***** Data for this task *****
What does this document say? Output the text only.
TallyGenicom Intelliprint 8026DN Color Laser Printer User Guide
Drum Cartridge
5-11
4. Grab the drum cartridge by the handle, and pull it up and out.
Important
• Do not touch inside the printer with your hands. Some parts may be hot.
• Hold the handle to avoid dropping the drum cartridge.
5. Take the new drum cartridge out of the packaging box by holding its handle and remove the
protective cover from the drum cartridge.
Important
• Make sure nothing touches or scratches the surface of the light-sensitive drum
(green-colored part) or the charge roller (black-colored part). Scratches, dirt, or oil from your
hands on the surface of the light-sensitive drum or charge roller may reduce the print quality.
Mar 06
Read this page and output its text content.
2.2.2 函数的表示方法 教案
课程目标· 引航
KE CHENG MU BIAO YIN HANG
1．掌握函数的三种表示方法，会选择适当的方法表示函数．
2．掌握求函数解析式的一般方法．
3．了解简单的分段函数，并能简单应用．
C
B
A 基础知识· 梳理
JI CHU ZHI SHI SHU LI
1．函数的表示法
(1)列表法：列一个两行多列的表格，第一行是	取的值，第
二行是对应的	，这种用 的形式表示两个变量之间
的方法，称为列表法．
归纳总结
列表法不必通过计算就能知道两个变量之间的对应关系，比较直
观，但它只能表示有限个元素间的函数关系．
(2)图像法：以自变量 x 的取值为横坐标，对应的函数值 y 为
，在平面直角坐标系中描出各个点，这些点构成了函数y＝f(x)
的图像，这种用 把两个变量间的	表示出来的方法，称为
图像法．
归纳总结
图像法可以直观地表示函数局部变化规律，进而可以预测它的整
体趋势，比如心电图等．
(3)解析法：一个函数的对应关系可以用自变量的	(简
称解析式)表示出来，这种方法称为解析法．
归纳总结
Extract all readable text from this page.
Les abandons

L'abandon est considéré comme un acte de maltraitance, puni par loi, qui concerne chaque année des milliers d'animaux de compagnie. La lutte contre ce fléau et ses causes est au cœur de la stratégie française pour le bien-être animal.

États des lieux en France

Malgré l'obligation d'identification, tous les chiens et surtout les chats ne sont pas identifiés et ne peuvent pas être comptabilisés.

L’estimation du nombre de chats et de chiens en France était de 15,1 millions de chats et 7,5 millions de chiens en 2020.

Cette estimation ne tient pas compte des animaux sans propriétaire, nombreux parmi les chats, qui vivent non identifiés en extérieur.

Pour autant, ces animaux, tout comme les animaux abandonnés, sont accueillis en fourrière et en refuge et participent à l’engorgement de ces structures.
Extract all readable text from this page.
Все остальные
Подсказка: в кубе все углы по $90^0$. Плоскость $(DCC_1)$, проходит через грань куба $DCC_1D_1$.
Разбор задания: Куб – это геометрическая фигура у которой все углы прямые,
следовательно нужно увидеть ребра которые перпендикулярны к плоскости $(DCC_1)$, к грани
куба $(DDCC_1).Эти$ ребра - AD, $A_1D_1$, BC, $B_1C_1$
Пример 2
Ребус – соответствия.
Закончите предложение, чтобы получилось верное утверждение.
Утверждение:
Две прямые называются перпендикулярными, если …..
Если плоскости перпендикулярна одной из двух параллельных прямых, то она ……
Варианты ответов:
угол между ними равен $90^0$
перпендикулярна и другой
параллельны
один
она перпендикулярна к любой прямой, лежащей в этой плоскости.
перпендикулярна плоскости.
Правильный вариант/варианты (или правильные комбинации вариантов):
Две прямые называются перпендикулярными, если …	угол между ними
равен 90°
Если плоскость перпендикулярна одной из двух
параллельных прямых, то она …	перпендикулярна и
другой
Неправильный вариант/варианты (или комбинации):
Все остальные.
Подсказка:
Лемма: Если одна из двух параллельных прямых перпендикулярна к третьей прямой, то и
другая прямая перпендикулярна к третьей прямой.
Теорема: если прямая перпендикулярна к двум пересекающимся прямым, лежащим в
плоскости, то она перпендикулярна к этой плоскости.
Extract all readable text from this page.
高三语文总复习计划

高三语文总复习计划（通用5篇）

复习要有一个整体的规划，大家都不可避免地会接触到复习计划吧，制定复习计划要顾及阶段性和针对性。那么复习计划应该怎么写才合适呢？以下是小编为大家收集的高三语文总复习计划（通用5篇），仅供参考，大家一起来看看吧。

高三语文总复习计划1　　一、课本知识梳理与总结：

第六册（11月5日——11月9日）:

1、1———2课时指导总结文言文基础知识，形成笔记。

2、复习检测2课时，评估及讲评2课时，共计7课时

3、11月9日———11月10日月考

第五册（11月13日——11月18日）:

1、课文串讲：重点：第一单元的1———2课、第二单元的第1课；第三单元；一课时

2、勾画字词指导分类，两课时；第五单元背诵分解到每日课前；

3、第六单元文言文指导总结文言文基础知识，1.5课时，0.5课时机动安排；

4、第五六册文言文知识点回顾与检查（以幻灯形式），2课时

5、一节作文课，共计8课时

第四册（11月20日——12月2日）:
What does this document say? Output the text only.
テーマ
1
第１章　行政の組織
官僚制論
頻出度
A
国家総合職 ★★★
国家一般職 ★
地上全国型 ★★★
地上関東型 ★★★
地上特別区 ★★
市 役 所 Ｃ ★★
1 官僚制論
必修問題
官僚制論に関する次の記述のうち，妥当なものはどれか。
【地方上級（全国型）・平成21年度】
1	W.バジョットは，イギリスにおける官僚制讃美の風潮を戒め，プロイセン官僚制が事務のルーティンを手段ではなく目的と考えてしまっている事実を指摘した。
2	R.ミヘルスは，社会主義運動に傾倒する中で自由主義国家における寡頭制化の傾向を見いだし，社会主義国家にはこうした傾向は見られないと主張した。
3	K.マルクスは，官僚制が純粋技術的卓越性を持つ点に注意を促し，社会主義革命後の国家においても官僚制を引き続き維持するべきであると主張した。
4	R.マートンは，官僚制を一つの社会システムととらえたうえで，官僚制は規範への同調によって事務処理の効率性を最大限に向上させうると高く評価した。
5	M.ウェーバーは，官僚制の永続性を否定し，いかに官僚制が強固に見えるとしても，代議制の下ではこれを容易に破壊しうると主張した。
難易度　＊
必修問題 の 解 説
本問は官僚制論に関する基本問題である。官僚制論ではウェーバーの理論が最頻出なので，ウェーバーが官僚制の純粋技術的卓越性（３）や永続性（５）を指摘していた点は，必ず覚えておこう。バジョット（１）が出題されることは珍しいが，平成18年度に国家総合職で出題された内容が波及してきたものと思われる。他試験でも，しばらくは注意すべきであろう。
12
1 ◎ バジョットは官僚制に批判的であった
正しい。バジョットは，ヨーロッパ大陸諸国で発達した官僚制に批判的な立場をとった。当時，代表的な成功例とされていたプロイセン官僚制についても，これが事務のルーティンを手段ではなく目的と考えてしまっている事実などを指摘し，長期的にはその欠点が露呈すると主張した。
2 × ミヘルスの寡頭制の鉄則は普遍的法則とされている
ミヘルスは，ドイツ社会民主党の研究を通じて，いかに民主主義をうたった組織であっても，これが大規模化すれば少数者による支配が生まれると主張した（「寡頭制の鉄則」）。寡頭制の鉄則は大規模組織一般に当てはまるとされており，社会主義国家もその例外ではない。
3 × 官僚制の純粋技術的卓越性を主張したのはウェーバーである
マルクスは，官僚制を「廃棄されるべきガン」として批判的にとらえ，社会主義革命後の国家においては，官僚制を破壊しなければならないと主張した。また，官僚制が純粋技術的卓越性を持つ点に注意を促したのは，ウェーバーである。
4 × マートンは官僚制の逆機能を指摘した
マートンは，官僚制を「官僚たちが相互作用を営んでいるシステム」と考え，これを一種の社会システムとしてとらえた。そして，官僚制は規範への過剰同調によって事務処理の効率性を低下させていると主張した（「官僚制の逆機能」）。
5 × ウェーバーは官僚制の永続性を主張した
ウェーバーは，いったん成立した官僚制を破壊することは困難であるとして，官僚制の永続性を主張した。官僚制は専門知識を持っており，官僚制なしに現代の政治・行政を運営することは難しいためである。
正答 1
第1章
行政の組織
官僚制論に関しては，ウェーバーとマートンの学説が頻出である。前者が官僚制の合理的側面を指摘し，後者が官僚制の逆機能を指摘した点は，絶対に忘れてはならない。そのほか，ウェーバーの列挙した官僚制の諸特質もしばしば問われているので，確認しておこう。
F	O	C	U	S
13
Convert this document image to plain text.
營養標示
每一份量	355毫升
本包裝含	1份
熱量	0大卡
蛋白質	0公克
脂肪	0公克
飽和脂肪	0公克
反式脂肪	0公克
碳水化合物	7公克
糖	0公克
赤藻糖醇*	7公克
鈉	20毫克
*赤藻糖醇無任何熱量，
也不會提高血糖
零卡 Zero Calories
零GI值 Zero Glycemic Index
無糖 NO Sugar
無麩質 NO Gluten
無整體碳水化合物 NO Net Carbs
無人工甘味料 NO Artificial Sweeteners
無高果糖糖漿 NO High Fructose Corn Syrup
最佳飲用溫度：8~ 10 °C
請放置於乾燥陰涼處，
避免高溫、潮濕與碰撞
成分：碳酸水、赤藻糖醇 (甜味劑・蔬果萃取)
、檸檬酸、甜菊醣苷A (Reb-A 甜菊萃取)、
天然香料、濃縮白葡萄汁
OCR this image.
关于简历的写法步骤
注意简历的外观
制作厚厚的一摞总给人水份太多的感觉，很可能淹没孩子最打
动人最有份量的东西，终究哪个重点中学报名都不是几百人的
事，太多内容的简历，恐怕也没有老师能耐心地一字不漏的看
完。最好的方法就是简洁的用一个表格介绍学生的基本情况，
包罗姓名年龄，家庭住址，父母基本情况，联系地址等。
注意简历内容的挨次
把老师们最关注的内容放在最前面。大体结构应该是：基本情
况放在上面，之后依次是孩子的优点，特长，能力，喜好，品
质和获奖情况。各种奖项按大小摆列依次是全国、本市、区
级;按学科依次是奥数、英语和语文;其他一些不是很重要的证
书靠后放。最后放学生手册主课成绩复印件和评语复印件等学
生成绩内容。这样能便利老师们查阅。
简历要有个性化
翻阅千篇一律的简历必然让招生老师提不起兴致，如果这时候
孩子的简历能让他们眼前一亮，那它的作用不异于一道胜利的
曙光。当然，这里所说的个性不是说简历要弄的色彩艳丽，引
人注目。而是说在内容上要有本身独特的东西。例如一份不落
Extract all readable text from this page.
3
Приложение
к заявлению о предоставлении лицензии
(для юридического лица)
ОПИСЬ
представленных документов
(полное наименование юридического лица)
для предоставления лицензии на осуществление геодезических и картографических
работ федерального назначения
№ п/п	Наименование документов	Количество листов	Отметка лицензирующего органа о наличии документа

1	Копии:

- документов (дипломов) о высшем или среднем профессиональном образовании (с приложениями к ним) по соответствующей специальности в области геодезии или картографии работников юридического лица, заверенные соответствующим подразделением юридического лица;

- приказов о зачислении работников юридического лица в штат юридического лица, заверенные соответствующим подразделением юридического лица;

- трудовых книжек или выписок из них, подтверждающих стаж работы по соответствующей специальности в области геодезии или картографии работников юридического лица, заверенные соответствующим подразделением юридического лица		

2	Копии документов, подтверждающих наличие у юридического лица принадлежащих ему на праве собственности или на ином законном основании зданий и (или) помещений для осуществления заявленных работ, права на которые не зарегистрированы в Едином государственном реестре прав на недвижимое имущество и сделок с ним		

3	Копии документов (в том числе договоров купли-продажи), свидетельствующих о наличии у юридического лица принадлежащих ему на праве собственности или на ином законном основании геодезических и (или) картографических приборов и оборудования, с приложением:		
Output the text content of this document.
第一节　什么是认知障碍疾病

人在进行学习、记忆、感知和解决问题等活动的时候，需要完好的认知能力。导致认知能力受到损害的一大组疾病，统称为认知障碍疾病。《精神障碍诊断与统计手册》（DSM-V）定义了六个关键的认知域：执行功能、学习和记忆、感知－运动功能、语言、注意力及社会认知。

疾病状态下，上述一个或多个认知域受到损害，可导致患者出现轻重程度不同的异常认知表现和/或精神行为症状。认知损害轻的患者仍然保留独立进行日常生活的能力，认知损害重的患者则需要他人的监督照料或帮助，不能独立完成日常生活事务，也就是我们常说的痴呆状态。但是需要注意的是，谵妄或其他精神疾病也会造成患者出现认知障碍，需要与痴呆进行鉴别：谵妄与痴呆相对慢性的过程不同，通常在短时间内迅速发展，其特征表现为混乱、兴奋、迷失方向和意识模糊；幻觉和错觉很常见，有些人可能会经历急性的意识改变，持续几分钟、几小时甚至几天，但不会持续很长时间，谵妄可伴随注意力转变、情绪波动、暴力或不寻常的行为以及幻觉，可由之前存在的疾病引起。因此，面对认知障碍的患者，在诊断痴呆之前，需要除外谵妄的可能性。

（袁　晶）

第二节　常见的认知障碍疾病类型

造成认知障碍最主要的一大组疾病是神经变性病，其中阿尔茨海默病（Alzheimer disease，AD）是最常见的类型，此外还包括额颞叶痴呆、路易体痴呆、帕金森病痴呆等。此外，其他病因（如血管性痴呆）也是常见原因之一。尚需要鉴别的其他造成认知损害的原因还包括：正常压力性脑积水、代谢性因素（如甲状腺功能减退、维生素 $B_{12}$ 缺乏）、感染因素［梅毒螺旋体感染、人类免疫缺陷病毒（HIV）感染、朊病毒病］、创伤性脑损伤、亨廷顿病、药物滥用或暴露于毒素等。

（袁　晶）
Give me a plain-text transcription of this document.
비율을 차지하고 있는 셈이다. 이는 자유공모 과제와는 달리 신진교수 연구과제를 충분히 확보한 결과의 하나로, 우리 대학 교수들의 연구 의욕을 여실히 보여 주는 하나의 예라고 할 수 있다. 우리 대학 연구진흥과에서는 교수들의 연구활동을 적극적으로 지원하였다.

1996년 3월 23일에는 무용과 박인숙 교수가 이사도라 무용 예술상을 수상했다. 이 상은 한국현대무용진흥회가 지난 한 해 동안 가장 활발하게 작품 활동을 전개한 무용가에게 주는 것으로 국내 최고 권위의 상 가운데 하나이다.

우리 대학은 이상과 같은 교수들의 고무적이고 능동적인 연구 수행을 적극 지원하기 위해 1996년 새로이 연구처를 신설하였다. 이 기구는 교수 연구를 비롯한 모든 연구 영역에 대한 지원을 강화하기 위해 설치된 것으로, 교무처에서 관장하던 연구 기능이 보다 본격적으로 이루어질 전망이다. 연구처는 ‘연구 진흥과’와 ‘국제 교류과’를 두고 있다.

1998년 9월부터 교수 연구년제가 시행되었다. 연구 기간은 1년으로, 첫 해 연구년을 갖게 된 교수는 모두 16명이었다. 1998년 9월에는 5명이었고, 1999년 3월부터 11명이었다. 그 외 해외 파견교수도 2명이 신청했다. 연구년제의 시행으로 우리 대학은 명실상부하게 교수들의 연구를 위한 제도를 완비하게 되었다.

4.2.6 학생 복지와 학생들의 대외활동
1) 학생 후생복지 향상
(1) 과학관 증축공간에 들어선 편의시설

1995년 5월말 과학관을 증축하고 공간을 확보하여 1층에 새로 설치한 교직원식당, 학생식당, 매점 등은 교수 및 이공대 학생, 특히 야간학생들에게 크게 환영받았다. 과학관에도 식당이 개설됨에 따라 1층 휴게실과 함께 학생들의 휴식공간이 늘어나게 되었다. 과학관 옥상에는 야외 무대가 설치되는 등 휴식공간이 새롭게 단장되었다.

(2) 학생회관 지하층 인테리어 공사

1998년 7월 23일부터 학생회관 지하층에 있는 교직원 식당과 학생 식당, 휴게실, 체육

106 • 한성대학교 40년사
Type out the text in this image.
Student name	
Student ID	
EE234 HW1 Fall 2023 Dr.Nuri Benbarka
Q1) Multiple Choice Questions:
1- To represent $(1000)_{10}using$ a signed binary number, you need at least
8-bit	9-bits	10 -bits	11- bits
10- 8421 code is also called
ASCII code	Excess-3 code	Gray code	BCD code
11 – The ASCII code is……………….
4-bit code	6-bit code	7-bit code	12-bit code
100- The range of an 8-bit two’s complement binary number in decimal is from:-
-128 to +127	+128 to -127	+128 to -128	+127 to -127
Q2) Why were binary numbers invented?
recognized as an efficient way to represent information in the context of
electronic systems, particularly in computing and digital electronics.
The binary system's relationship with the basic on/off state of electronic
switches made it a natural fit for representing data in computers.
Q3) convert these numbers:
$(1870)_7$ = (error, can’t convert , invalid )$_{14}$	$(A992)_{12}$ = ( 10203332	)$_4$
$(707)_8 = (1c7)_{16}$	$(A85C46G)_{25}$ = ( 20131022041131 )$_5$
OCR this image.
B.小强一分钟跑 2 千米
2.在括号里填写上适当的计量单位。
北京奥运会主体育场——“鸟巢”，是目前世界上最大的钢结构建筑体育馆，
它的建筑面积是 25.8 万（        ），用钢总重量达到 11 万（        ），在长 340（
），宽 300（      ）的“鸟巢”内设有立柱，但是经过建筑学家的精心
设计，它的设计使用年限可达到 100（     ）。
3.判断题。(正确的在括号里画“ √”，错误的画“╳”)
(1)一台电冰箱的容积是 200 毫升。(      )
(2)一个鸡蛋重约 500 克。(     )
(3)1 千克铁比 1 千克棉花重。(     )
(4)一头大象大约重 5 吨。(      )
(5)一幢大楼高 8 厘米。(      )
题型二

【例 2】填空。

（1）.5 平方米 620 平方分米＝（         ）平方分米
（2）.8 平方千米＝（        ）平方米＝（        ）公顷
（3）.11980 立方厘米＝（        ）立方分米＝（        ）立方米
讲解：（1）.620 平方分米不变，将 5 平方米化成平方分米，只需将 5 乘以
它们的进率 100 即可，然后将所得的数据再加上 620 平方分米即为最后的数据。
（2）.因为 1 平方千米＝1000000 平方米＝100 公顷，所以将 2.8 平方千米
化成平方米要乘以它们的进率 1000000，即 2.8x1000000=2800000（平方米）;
*****
Wherever the word "плоскости" occurs in a line of the listing, copy that line.

следовательно нужно увидеть ребра которые перпендикулярны к плоскости $(DCC_1)$, к грани
Если плоскости перпендикулярна одной из двух параллельных прямых, то она ……
она перпендикулярна к любой прямой, лежащей в этой плоскости.
перпендикулярна плоскости.
плоскости, то она перпендикулярна к этой плоскости.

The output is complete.